Challenge = Determine how many lines in these records hold "data". Only the number is wanted.

■ ■ ■ ■ ■ ■ ■

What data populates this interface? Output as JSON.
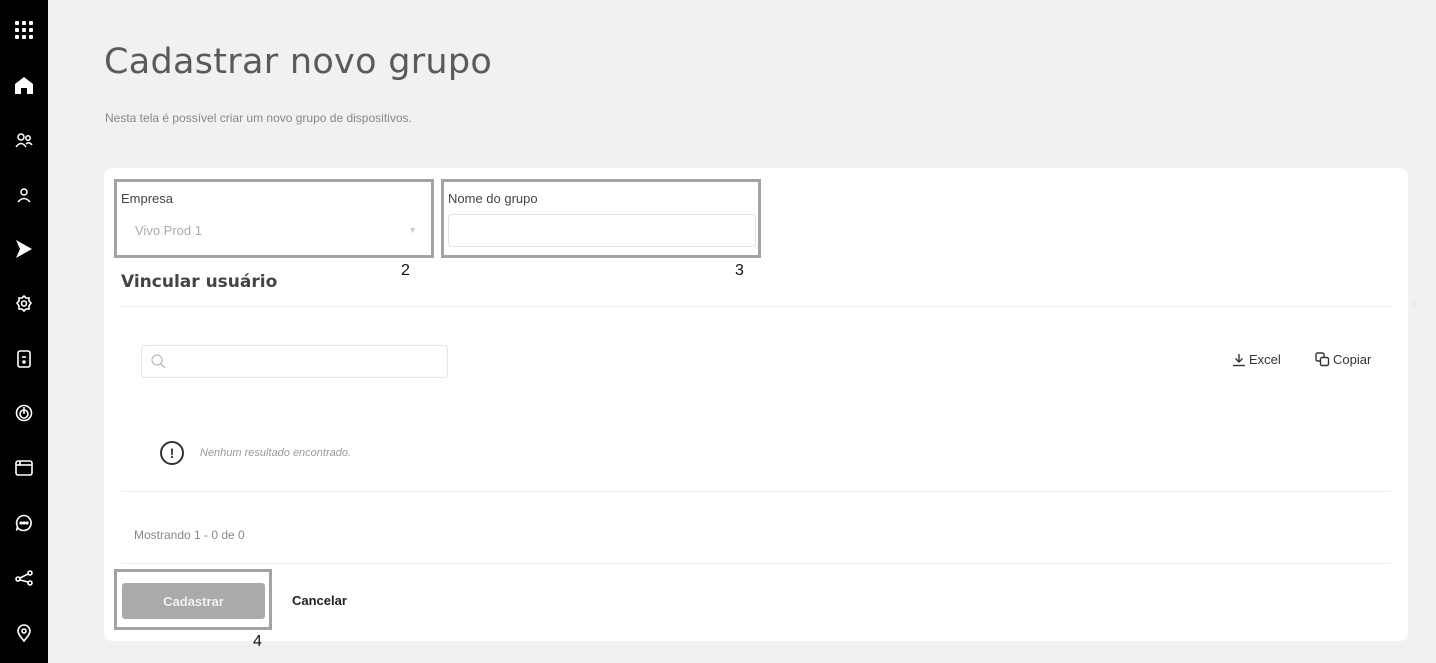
{
  "sidebar": {
    "icons": [
      "apps-grid-icon",
      "home-icon",
      "users-icon",
      "user-icon",
      "play-icon",
      "settings-icon",
      "device-icon",
      "target-icon",
      "window-icon",
      "chat-icon",
      "share-icon",
      "location-icon"
    ]
  },
  "header": {
    "title": "Cadastrar novo grupo",
    "subtitle": "Nesta tela é possível criar um novo grupo de dispositivos."
  },
  "form": {
    "company_label": "Empresa",
    "company_value": "Vivo Prod 1",
    "group_name_label": "Nome do grupo",
    "group_name_value": "",
    "group_name_placeholder": ""
  },
  "link_users": {
    "title": "Vincular usuário",
    "search_placeholder": "",
    "excel_label": "Excel",
    "copy_label": "Copiar",
    "empty_message": "Nenhum resultado encontrado.",
    "showing": "Mostrando 1 - 0 de 0"
  },
  "actions": {
    "submit_label": "Cadastrar",
    "cancel_label": "Cancelar"
  },
  "annotations": {
    "company": "2",
    "group_name": "3",
    "submit": "4"
  },
  "colors": {
    "sidebar_bg": "#000000",
    "page_bg": "#f1f1f1",
    "annotation_border": "#a3a3a3",
    "submit_disabled": "#aaaaaa"
  }
}
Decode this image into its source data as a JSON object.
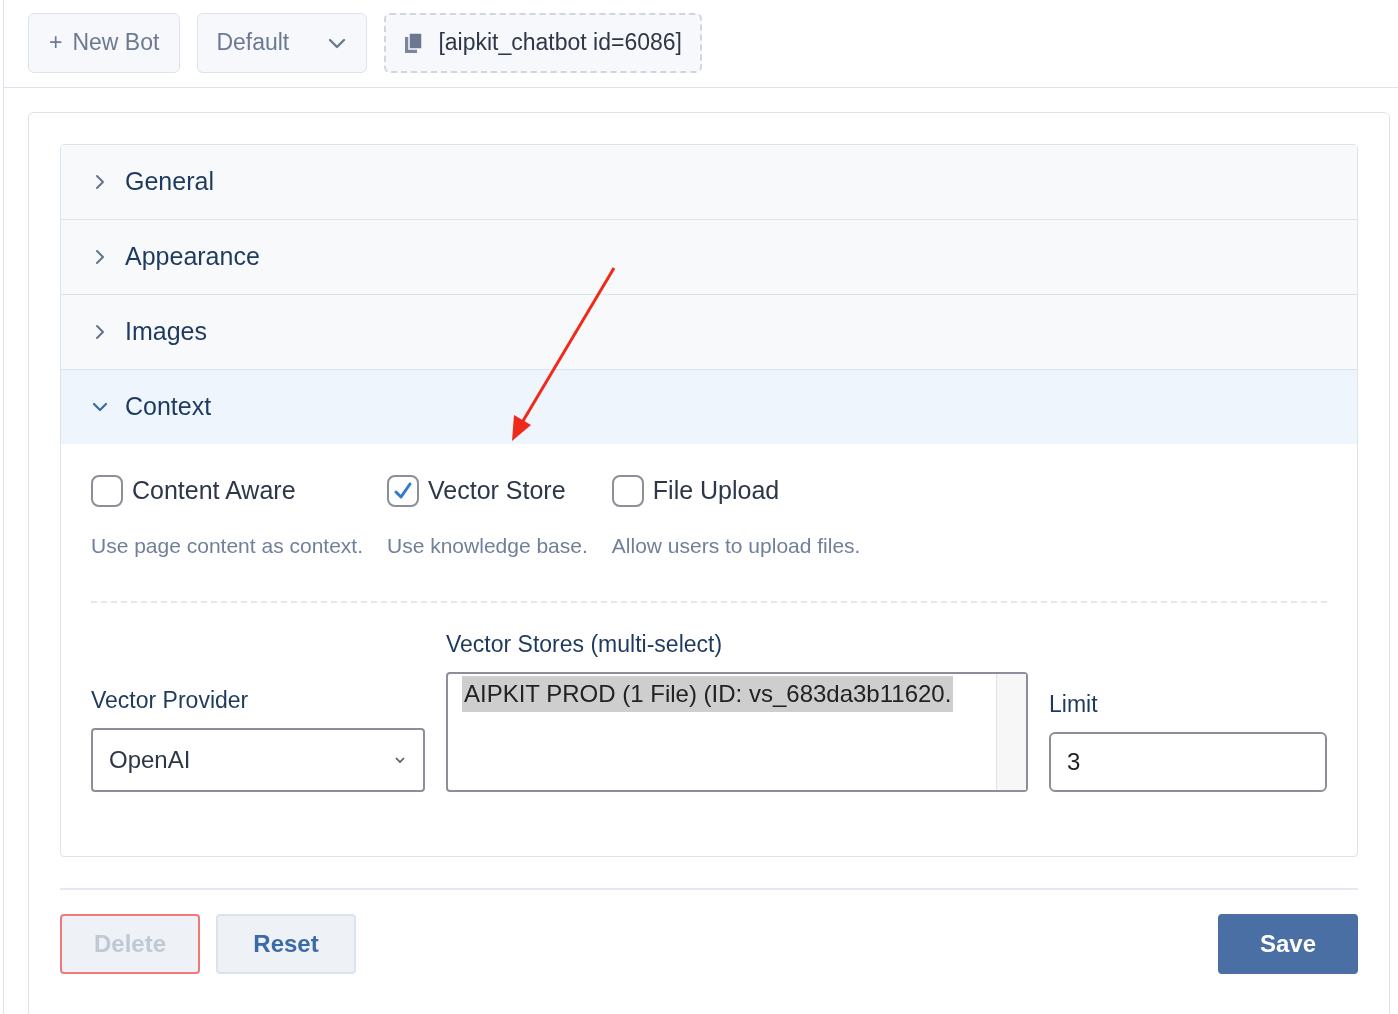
{
  "toolbar": {
    "new_bot": {
      "icon": "+",
      "label": "New Bot"
    },
    "bot_select": {
      "value": "Default"
    },
    "shortcode": "[aipkit_chatbot id=6086]"
  },
  "sections": [
    {
      "title": "General",
      "expanded": false
    },
    {
      "title": "Appearance",
      "expanded": false
    },
    {
      "title": "Images",
      "expanded": false
    },
    {
      "title": "Context",
      "expanded": true
    }
  ],
  "context": {
    "options": [
      {
        "label": "Content Aware",
        "checked": false,
        "description": "Use page content as context."
      },
      {
        "label": "Vector Store",
        "checked": true,
        "description": "Use knowledge base."
      },
      {
        "label": "File Upload",
        "checked": false,
        "description": "Allow users to upload files."
      }
    ],
    "vector_provider": {
      "label": "Vector Provider",
      "value": "OpenAI"
    },
    "vector_stores": {
      "label": "Vector Stores (multi-select)",
      "options": [
        {
          "label": "AIPKIT PROD (1 File) (ID: vs_683da3b11620.",
          "selected": true
        }
      ]
    },
    "limit": {
      "label": "Limit",
      "value": "3"
    }
  },
  "actions": [
    {
      "label": "Delete",
      "kind": "danger",
      "disabled": true
    },
    {
      "label": "Reset",
      "kind": "secondary",
      "disabled": false
    },
    {
      "label": "Save",
      "kind": "primary",
      "disabled": false
    }
  ]
}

■ ■ ■ ■ ■ ■ ■

Result of the exercise = 2